INPUT RECORDS =
*-*-*
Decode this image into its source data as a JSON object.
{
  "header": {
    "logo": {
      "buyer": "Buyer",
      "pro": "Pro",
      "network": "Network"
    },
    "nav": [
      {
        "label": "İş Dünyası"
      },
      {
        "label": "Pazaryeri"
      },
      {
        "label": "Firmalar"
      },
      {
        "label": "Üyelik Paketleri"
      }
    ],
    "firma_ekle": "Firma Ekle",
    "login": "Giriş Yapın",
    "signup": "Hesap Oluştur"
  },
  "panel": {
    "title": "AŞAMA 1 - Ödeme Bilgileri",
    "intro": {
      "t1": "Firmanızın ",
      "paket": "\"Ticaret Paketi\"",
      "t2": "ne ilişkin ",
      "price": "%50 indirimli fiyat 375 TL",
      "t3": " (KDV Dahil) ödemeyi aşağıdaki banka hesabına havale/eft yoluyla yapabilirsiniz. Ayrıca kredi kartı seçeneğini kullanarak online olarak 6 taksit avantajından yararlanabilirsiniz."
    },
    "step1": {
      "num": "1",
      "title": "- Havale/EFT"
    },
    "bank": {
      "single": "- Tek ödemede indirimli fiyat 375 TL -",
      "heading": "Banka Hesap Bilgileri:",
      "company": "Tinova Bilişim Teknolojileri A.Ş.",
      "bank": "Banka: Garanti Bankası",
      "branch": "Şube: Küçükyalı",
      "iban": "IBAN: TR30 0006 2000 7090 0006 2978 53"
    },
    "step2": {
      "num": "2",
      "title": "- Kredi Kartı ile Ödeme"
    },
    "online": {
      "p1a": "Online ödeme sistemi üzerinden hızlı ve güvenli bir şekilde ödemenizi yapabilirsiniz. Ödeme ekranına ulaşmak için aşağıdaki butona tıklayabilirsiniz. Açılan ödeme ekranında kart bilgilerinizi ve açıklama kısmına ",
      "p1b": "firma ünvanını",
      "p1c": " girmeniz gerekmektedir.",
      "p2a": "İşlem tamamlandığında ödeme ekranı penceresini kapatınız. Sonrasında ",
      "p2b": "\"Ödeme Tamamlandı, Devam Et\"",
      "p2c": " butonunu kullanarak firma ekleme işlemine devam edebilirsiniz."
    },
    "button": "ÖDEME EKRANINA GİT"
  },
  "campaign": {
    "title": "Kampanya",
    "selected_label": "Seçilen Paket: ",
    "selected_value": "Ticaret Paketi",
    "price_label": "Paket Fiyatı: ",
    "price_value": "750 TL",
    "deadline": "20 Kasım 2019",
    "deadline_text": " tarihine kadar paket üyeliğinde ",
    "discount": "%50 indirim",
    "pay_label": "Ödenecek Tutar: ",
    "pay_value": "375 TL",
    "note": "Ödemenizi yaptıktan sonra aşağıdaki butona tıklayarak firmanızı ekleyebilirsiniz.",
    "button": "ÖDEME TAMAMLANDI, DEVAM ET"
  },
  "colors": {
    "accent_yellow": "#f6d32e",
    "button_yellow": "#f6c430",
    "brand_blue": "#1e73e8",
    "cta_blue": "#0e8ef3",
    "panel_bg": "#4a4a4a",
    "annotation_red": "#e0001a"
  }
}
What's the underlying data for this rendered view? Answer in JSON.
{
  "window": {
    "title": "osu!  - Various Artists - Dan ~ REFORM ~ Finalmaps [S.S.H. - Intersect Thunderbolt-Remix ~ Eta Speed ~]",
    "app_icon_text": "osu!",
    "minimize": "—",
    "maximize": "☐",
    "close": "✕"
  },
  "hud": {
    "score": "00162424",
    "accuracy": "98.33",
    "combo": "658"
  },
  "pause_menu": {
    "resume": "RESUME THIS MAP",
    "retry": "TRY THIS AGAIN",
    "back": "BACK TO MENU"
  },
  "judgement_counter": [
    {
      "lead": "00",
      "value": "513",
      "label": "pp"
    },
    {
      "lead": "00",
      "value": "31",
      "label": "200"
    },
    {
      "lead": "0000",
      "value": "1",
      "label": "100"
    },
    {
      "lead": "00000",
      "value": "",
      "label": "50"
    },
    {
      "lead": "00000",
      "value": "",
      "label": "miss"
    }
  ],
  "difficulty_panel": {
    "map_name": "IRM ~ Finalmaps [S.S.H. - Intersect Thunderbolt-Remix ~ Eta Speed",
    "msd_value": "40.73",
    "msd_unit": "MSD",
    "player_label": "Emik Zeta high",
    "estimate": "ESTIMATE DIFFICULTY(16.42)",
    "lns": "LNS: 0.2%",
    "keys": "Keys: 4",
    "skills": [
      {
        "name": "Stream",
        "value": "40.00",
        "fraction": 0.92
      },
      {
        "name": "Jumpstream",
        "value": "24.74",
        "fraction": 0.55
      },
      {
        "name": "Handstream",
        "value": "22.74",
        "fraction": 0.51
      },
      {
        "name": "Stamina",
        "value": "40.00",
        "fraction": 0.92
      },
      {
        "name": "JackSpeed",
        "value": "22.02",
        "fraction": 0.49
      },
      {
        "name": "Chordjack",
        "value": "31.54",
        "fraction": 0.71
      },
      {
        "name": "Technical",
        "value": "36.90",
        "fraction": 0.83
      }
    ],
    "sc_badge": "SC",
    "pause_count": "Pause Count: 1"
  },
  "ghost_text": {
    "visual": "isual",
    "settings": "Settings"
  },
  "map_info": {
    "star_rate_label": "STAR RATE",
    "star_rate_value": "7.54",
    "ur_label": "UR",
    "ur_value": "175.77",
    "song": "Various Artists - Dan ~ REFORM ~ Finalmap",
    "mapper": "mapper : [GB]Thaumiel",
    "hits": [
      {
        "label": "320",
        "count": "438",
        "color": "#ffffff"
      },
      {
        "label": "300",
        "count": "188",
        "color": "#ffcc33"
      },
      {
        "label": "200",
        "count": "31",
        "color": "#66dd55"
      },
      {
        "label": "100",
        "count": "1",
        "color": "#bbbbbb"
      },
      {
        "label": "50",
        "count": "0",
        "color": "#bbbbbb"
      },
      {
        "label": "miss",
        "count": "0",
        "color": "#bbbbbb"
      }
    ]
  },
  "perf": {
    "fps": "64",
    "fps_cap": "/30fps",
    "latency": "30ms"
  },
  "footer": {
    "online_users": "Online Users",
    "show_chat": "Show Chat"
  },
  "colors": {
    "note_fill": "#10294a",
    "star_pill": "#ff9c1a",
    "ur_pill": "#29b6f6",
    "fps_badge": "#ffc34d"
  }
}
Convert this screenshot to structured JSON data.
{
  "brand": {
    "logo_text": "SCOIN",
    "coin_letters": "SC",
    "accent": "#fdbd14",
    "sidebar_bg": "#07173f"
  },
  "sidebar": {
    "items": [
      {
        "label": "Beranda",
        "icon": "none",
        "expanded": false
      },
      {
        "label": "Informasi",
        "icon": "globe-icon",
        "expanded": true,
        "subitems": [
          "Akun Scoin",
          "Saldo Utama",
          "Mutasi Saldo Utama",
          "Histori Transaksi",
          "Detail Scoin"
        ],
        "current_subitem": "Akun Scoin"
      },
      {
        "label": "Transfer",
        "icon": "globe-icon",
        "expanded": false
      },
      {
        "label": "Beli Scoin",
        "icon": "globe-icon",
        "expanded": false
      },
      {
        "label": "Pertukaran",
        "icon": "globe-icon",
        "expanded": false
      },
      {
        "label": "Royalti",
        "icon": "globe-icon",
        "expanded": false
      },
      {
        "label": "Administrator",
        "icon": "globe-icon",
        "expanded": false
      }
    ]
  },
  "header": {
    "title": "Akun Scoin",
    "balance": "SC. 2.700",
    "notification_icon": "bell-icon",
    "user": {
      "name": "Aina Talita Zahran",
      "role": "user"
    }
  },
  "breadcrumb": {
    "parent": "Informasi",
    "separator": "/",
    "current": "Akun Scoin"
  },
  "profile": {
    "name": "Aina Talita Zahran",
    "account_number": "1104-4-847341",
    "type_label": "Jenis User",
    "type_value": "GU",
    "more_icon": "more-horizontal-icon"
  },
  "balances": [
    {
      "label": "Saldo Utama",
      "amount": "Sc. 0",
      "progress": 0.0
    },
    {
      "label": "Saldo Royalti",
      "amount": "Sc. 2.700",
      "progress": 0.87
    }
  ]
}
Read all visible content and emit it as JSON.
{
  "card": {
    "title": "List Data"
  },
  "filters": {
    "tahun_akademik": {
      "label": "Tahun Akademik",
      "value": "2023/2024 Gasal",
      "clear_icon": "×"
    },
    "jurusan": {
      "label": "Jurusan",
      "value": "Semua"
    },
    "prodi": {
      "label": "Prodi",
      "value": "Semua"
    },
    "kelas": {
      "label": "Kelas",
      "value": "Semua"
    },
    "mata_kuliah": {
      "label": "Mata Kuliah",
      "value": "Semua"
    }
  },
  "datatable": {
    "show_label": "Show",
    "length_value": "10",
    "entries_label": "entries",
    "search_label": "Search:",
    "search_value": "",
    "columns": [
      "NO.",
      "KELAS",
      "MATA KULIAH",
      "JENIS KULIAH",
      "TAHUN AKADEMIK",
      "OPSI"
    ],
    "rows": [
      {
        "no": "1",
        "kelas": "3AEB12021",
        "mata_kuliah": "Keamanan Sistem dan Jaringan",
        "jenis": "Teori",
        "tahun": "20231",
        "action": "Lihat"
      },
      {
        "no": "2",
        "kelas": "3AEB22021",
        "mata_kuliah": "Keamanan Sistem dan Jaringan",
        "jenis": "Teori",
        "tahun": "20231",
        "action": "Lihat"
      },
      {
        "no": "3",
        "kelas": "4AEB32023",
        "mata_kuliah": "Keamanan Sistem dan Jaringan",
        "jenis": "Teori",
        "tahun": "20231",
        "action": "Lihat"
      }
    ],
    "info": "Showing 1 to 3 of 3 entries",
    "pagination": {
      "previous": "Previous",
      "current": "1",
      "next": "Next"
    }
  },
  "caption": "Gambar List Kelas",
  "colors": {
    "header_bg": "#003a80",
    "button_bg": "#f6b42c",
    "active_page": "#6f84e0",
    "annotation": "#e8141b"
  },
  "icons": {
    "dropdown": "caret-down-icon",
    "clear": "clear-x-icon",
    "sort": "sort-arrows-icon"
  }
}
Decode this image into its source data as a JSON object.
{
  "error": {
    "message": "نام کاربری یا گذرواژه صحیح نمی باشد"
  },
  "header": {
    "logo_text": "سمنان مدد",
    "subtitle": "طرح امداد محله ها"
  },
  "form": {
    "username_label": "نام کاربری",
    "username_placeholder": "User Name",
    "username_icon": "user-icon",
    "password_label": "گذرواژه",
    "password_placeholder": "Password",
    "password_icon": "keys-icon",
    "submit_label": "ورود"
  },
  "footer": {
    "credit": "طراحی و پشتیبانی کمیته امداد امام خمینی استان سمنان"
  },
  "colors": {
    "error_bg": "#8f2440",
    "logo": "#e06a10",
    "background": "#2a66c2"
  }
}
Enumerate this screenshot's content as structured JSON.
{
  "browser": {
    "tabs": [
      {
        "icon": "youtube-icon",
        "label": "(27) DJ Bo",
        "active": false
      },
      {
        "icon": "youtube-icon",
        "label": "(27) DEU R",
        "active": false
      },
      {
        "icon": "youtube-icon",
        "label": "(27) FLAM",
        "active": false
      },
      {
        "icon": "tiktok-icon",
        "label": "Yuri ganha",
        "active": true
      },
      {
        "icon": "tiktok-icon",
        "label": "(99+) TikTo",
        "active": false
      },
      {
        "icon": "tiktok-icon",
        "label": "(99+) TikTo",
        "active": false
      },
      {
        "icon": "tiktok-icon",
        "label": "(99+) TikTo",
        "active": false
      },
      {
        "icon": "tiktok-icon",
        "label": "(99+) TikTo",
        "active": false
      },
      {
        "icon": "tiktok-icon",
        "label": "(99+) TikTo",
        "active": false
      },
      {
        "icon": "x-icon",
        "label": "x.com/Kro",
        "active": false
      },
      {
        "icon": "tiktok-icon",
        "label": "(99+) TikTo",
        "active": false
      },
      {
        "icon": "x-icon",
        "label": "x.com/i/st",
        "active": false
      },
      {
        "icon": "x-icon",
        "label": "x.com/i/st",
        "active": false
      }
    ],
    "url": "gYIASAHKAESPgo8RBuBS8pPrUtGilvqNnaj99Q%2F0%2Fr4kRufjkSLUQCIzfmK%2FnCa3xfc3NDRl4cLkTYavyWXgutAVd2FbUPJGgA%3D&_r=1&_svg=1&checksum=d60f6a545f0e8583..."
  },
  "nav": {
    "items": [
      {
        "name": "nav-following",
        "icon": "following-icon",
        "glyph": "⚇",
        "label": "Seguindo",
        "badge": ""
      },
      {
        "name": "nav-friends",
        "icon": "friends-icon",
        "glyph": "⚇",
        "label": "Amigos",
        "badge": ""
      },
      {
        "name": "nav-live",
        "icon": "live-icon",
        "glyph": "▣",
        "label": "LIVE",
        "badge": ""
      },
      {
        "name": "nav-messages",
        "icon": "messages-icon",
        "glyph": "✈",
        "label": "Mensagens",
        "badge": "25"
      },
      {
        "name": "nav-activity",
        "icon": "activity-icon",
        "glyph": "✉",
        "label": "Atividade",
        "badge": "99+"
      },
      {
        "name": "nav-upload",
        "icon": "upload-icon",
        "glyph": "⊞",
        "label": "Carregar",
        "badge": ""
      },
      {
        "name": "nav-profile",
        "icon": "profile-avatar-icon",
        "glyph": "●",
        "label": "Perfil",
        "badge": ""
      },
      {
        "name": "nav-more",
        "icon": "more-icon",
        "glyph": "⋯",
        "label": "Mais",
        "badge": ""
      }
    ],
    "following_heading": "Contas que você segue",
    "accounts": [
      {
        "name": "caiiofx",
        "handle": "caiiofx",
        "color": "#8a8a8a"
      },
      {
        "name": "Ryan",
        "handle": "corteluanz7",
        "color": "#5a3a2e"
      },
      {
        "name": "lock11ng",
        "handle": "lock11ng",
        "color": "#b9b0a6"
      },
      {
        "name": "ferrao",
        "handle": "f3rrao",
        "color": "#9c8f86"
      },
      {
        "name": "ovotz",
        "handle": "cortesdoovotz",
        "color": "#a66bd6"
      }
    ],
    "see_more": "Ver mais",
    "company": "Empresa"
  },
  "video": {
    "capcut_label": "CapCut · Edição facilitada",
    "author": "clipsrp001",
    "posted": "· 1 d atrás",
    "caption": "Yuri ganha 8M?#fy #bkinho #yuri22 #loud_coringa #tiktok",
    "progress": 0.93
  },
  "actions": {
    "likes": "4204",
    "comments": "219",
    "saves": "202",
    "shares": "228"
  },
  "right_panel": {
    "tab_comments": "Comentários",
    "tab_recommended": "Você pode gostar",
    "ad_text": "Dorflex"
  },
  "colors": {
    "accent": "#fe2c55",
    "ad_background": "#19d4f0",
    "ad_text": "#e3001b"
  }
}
*-*-*
GOAL OF THE EXERCISE =
Gather up, from the records above, each line where the word "گذرواژه" appears.

ANSWER TO THIS EXERCISE =
    "message": "نام کاربری یا گذرواژه صحیح نمی باشد"
    "password_label": "گذرواژه",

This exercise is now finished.